### Given problem
Find the string "into" and gather every line that holds it.

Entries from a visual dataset

• • • •

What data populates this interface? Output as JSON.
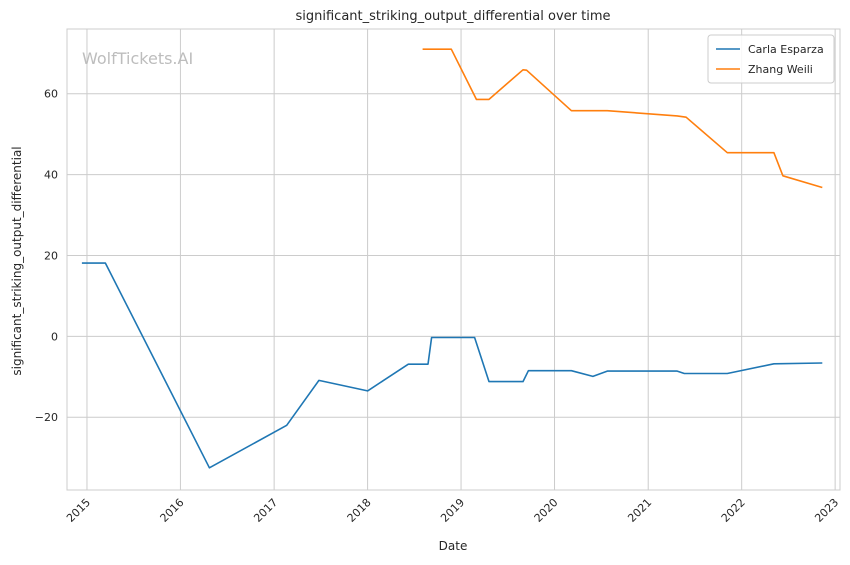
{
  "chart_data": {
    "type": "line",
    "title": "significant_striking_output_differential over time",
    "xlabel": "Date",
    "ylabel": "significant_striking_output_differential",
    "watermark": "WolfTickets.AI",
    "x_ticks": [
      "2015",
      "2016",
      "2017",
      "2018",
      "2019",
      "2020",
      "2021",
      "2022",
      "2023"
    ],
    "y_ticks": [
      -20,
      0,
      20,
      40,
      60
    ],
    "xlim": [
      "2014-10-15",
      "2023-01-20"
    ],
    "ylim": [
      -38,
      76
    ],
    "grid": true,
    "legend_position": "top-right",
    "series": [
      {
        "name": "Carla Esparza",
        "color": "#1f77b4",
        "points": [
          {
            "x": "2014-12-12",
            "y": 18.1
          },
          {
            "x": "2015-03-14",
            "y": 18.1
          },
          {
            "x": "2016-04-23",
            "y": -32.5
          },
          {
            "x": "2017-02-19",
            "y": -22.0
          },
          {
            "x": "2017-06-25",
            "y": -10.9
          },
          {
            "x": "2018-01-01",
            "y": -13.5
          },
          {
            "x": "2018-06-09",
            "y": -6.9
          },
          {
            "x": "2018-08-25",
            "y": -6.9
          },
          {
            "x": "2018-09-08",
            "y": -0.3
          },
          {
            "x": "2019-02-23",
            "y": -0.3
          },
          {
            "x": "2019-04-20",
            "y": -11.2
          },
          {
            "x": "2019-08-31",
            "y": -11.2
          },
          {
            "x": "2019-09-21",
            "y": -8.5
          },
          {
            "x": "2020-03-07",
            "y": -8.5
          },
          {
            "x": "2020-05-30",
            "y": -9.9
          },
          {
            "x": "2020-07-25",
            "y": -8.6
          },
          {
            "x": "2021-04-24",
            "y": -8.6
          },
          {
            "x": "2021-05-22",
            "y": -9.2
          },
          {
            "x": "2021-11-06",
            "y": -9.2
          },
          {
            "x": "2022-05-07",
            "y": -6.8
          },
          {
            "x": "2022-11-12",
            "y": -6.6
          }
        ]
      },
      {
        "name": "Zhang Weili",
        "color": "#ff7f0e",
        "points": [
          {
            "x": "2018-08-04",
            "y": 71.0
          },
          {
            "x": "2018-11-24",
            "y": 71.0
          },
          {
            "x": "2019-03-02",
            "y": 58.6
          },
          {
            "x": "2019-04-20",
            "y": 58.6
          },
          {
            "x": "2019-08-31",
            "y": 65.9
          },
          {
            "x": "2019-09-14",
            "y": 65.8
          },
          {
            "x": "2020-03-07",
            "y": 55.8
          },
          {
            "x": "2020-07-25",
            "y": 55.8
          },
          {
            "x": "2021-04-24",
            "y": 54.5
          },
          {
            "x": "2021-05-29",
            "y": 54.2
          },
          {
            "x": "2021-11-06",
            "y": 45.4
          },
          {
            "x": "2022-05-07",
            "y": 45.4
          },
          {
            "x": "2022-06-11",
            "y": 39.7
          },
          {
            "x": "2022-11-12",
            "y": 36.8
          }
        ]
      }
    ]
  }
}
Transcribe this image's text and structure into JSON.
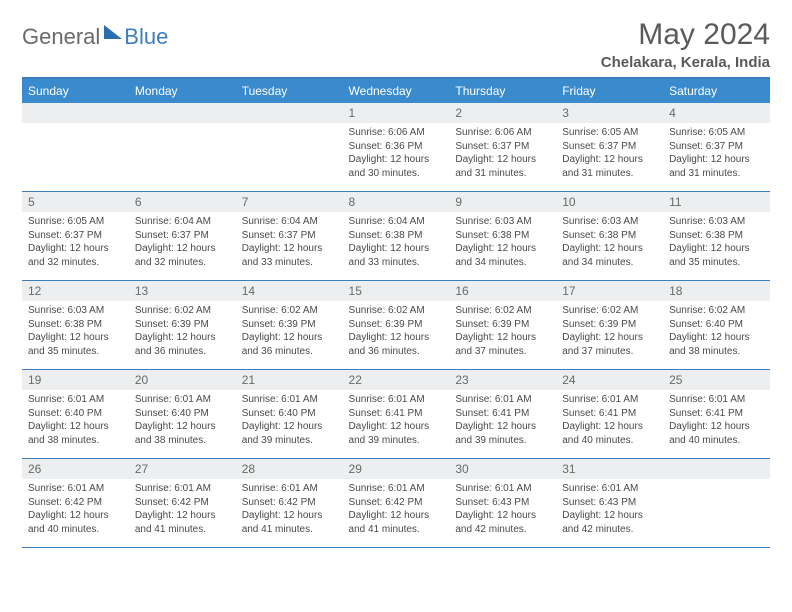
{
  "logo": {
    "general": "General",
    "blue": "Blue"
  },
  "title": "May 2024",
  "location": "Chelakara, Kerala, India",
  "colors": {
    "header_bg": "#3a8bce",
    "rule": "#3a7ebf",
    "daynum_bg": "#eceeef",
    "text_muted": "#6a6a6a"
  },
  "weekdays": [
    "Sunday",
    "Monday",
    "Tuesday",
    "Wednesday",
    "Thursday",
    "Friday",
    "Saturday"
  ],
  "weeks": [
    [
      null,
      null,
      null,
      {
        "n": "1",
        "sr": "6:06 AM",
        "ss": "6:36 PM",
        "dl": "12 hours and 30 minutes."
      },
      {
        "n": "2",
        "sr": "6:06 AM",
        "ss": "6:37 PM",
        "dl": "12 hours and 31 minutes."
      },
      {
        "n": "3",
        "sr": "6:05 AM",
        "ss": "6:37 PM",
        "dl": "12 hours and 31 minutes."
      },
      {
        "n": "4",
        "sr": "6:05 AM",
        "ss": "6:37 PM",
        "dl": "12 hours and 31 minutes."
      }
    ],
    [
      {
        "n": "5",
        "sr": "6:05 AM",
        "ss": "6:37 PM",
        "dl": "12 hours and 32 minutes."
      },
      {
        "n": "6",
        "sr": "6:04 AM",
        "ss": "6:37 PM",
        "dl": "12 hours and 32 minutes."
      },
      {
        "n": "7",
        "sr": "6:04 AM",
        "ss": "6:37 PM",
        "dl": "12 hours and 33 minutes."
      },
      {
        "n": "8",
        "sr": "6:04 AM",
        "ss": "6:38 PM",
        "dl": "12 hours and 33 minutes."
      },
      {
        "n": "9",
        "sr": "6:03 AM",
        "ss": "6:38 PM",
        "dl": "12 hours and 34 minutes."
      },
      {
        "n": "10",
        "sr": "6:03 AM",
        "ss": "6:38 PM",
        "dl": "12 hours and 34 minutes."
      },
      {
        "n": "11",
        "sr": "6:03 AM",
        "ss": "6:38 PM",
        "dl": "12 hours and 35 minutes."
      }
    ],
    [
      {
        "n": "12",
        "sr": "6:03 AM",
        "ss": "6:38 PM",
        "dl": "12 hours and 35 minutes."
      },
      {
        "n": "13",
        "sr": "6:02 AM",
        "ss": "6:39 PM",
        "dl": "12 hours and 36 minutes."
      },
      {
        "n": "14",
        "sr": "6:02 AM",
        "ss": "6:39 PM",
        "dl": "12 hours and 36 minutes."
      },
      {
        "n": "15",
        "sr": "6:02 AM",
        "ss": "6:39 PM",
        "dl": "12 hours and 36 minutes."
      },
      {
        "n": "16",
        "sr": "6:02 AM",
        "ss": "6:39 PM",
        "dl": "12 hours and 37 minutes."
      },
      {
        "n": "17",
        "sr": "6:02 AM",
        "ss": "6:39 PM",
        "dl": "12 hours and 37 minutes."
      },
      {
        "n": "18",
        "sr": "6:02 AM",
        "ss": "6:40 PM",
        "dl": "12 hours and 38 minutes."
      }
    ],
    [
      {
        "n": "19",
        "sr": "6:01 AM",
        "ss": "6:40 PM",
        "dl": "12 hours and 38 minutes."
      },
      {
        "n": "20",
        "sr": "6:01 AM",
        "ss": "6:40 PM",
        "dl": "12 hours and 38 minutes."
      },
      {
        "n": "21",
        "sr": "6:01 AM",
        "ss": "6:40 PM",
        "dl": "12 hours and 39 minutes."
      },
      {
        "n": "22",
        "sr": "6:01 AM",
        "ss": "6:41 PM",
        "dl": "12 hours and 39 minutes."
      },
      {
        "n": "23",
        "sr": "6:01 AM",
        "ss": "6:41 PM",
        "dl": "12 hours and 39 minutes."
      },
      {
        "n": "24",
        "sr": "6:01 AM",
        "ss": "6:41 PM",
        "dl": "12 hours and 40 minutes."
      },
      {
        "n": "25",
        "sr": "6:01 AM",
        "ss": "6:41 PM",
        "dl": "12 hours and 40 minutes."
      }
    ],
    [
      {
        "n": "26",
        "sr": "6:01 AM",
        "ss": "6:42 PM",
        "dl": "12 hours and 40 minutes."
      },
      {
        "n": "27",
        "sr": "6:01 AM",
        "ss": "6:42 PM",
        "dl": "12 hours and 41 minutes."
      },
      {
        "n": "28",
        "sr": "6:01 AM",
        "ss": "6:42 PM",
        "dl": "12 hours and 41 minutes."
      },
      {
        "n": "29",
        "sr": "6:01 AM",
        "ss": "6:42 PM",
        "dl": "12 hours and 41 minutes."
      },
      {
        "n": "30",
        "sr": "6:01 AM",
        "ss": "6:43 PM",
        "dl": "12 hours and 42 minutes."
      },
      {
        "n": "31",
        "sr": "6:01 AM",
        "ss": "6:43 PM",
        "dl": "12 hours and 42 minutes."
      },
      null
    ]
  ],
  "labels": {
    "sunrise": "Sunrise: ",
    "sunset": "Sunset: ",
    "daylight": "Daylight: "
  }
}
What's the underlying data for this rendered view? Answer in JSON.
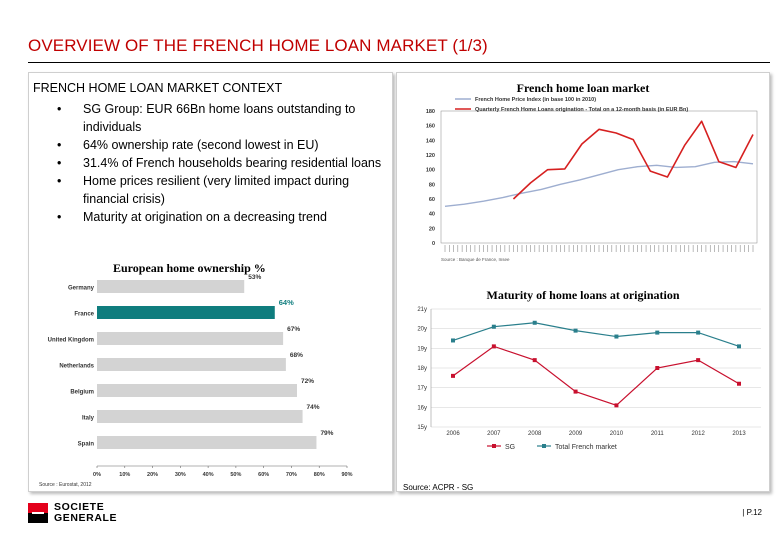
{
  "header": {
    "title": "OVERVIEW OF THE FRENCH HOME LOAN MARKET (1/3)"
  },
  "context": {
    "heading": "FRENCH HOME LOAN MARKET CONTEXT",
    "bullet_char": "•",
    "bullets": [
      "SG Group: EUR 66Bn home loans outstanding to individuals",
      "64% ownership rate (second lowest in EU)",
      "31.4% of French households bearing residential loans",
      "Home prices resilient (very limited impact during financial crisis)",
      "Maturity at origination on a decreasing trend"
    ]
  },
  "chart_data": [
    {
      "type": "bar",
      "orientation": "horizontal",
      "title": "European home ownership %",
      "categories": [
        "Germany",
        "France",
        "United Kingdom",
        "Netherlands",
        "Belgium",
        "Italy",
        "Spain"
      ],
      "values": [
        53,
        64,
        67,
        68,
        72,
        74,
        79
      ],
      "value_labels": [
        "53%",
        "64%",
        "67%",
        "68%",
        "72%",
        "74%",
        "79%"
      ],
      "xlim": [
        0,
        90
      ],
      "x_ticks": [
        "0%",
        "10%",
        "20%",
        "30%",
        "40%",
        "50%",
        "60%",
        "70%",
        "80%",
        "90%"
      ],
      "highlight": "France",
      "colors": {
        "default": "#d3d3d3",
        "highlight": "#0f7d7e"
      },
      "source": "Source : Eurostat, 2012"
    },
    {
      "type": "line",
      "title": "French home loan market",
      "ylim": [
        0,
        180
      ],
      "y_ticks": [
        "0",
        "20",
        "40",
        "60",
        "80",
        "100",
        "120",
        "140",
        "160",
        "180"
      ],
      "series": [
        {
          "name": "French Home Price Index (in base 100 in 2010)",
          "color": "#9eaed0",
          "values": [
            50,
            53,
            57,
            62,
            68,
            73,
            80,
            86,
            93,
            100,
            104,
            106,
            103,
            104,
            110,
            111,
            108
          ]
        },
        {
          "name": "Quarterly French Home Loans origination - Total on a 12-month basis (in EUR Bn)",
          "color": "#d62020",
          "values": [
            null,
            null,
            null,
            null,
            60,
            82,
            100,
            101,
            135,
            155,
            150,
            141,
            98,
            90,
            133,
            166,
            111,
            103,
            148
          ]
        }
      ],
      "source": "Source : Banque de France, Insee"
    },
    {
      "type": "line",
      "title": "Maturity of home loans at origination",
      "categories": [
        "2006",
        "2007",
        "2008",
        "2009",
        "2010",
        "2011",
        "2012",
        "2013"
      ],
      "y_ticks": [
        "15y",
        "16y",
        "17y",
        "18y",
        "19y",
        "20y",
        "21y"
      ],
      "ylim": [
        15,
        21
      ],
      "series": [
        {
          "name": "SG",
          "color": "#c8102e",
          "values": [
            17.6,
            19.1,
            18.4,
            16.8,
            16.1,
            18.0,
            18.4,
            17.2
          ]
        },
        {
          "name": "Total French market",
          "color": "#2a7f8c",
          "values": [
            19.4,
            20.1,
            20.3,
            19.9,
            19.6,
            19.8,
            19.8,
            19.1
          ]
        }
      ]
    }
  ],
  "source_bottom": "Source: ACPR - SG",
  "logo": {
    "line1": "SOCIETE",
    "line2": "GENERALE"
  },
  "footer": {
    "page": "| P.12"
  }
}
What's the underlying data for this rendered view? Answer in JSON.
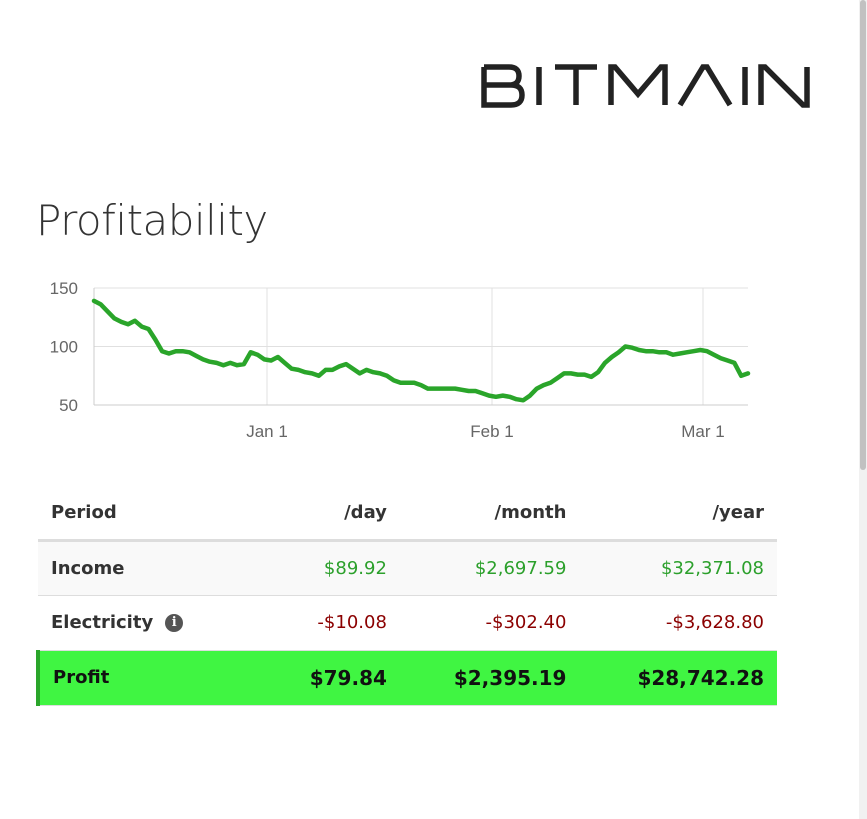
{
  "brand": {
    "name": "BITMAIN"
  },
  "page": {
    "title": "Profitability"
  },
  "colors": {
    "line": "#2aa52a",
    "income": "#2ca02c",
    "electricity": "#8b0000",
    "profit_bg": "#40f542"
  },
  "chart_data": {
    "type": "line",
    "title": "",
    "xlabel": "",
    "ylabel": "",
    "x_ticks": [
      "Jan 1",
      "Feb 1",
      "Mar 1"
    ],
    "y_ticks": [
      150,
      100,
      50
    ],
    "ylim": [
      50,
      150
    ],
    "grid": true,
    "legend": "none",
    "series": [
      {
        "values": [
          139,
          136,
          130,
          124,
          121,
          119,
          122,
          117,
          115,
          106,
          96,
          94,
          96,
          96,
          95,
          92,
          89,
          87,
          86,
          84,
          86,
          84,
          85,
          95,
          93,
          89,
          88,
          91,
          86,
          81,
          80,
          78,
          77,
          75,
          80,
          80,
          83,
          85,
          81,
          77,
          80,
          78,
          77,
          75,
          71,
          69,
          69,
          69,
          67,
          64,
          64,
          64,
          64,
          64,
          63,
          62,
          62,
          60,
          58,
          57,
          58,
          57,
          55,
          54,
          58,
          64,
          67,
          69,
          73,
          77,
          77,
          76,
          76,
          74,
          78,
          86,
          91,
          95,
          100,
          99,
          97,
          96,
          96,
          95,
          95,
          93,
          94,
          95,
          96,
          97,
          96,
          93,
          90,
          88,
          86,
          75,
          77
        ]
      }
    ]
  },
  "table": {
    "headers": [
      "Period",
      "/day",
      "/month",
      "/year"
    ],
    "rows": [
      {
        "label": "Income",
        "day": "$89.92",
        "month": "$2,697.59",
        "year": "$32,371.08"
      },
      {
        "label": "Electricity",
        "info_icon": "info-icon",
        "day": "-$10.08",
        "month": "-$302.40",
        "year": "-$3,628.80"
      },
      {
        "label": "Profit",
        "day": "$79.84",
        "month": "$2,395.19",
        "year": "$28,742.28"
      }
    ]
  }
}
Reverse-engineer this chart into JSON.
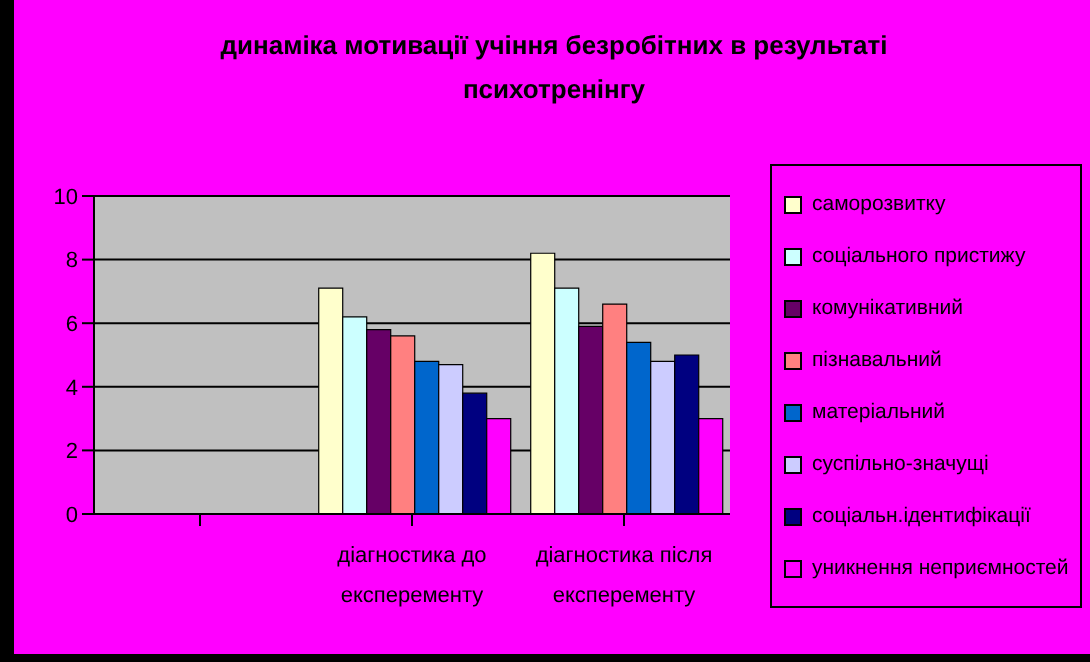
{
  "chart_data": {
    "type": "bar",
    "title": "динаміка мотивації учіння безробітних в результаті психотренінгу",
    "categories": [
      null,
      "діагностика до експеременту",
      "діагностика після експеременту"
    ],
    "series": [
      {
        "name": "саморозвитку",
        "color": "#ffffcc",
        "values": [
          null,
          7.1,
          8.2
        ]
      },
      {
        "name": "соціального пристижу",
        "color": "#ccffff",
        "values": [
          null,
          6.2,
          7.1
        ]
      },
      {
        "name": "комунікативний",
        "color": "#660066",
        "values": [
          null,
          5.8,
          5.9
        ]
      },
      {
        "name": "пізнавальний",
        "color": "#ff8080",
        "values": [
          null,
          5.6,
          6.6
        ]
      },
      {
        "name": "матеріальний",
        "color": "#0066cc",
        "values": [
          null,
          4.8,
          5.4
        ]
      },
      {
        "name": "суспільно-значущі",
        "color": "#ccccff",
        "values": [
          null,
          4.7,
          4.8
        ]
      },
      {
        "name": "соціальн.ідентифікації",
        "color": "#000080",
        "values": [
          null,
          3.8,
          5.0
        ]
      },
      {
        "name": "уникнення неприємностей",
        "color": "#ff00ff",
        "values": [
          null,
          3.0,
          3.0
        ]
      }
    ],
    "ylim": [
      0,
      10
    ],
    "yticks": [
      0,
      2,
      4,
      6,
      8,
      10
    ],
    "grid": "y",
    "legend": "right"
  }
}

• • • •

### Answer in full
Transcribe this image's text and structure into JSON.
Reverse-engineer this chart into JSON.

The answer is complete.